## begin

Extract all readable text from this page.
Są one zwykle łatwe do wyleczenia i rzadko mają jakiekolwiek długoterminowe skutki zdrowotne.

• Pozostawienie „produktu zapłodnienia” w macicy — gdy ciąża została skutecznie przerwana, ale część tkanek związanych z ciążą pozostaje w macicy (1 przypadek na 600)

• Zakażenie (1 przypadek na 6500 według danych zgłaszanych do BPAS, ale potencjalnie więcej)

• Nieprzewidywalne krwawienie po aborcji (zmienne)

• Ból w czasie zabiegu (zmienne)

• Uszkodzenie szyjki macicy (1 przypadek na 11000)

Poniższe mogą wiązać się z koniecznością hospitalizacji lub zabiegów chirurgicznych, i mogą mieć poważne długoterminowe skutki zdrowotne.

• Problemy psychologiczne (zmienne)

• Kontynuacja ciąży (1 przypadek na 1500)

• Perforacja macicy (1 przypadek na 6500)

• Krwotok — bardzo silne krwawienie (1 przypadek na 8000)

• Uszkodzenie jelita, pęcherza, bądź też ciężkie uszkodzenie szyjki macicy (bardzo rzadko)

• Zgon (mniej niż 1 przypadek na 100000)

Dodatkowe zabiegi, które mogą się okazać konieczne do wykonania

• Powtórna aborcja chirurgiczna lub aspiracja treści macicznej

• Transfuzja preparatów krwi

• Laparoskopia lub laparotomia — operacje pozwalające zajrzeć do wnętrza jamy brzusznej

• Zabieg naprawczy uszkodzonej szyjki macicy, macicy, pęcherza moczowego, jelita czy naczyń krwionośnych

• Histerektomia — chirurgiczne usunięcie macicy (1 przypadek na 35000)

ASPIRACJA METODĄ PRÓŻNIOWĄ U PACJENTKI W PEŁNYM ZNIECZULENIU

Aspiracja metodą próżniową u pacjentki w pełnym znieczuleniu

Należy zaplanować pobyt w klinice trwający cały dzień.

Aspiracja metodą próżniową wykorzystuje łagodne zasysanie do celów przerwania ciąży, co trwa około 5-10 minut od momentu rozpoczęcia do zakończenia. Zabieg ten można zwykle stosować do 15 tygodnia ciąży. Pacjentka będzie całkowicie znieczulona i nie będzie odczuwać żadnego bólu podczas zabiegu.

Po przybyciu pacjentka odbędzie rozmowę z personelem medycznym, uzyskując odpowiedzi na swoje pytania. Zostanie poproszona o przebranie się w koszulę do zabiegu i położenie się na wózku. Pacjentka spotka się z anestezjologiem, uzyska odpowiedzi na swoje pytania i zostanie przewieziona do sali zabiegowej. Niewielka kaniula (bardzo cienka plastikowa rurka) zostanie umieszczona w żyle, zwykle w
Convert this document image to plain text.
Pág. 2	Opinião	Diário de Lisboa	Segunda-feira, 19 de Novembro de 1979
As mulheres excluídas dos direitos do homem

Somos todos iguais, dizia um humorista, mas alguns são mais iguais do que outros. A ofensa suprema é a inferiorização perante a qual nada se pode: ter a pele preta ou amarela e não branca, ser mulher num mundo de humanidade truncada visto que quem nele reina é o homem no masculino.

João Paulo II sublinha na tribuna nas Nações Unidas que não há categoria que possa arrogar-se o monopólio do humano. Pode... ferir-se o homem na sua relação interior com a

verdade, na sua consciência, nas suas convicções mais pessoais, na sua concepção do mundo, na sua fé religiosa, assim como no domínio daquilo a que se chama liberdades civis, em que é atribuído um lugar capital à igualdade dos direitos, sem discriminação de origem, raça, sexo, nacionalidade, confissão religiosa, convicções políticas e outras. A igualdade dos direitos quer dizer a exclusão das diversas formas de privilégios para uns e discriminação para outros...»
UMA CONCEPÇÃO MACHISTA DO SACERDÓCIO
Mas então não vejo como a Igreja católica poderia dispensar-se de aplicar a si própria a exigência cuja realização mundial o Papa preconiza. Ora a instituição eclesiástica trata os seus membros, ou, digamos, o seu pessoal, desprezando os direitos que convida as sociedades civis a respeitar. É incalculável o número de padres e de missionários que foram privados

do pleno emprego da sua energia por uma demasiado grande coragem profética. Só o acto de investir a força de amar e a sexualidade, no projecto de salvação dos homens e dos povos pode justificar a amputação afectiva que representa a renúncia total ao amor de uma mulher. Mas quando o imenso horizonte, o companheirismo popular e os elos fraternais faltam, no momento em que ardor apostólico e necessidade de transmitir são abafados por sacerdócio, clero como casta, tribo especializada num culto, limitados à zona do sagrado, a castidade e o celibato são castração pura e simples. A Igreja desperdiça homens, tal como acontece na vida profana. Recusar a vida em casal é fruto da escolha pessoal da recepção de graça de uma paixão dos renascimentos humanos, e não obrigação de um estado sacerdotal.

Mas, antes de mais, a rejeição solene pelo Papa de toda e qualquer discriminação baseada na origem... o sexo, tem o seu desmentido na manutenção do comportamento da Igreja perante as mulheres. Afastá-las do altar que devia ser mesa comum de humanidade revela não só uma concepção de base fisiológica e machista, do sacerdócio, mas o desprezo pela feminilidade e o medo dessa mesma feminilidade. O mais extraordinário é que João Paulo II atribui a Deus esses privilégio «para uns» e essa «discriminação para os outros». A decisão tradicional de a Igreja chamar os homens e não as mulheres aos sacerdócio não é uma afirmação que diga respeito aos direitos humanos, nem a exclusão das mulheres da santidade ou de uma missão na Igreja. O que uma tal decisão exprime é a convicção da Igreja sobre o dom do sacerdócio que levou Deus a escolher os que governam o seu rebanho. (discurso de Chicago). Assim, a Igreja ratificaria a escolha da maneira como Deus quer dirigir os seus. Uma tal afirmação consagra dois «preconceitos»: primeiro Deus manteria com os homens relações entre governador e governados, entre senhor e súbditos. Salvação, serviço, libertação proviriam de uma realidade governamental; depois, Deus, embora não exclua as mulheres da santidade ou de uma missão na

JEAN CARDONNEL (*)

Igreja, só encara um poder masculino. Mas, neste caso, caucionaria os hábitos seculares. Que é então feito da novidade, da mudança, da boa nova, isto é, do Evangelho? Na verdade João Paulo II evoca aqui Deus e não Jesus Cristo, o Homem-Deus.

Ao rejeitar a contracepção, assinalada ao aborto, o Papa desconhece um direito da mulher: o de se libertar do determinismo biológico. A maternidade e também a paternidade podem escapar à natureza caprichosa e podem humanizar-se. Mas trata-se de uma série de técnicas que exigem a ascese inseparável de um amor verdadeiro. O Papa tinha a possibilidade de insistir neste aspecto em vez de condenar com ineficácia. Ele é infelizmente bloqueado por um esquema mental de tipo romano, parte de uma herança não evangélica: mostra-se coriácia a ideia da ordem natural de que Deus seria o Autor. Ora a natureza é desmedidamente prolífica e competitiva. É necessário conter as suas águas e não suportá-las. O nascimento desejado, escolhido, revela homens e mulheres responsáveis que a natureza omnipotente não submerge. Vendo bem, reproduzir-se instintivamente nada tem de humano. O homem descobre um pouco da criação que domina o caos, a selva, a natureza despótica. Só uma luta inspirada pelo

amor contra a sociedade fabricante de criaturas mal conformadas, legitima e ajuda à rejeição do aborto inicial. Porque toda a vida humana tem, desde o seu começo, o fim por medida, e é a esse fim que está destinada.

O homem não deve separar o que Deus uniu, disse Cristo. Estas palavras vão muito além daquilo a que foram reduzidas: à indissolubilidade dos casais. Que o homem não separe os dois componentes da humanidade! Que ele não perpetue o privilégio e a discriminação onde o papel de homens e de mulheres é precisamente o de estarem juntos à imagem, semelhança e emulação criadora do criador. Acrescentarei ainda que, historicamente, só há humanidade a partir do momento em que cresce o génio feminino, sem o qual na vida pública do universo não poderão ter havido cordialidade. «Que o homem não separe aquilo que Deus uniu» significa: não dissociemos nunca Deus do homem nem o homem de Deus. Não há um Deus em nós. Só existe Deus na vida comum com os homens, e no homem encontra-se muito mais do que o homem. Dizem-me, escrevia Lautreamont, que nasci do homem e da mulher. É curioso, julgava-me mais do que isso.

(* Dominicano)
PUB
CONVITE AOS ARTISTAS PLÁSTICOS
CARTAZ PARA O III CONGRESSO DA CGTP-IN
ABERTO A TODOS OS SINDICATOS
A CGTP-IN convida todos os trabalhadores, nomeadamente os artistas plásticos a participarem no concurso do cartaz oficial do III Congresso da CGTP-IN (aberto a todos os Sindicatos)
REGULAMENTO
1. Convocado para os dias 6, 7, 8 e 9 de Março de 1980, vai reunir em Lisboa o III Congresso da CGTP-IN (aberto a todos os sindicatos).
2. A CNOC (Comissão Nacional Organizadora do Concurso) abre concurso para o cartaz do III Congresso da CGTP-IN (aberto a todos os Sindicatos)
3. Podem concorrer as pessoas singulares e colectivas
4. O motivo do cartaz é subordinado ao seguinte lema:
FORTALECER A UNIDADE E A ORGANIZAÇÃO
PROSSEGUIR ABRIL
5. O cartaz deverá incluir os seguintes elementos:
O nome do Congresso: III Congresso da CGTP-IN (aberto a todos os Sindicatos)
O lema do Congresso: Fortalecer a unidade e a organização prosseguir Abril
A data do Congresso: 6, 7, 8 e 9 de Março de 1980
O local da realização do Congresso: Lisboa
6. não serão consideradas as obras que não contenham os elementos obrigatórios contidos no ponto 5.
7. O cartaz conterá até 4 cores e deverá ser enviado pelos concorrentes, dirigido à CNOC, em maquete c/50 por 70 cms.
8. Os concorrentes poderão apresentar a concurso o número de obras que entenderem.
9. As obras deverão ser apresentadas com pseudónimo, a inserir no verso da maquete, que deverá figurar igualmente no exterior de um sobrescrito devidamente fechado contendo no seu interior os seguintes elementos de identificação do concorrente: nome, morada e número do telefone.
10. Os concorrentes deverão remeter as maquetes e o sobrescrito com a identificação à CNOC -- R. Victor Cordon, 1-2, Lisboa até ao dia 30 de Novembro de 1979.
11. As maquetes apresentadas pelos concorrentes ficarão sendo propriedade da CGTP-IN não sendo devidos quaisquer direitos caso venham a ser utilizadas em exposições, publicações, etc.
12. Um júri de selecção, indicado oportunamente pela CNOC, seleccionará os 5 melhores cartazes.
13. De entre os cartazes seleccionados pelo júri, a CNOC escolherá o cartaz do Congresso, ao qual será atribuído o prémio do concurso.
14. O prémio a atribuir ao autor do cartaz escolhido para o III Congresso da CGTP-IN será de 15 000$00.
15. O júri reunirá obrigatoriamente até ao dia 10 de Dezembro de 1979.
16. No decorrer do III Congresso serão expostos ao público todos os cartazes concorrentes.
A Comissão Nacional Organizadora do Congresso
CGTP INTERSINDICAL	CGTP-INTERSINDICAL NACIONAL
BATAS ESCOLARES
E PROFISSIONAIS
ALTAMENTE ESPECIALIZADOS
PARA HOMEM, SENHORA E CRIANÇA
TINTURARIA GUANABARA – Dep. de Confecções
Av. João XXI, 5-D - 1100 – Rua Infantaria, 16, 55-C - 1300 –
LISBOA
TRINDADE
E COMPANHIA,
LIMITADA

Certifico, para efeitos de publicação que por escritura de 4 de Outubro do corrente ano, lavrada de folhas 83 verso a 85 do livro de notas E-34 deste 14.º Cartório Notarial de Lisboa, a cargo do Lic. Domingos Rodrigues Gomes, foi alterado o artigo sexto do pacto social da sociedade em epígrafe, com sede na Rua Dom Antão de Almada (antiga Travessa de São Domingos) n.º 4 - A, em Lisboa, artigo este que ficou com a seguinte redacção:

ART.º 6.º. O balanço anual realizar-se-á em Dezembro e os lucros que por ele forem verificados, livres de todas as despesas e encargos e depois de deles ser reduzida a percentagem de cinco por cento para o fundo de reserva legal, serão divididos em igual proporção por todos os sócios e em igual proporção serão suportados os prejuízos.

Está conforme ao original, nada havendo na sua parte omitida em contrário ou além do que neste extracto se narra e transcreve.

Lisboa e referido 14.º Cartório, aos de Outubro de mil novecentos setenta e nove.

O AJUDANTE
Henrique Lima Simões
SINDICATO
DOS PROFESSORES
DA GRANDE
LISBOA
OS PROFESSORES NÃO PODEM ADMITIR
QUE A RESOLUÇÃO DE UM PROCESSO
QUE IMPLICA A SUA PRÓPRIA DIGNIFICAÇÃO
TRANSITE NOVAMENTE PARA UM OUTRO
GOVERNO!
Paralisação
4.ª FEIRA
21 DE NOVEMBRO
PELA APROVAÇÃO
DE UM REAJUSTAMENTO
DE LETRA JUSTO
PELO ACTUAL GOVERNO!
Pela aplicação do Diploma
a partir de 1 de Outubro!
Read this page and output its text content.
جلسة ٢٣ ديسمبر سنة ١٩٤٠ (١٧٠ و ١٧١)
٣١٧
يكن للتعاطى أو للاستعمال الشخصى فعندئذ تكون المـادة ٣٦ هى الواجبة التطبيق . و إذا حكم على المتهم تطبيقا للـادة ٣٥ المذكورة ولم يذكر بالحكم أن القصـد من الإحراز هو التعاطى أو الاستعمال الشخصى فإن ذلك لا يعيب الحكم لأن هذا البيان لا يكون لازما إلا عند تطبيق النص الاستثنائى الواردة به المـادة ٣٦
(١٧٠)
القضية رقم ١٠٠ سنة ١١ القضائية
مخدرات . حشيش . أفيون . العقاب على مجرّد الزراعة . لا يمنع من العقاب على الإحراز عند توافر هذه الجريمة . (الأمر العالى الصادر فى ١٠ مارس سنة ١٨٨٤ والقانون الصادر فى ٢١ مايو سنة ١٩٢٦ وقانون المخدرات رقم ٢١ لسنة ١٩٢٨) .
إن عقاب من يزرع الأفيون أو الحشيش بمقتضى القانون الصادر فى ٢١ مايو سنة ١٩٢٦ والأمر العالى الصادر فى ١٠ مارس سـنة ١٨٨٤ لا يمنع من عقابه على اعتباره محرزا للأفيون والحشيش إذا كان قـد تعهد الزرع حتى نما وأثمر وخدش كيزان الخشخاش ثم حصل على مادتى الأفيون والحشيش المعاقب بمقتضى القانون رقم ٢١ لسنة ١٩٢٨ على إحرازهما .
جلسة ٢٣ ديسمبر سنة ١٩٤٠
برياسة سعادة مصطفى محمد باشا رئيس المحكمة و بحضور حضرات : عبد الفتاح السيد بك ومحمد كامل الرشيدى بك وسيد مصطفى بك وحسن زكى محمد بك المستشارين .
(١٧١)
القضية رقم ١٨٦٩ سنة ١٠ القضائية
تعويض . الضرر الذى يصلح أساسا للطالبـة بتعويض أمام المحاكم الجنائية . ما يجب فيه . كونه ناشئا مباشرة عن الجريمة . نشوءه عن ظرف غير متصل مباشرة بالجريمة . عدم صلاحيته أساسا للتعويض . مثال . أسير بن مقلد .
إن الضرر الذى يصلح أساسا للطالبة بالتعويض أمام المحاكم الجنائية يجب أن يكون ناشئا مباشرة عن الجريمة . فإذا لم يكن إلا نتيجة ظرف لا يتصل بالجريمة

## end

Copy out all lines from the material above that contain the string "PROFESSORES".

WRITTEN RESPONSE
DOS PROFESSORES
OS PROFESSORES NÃO PODEM ADMITIR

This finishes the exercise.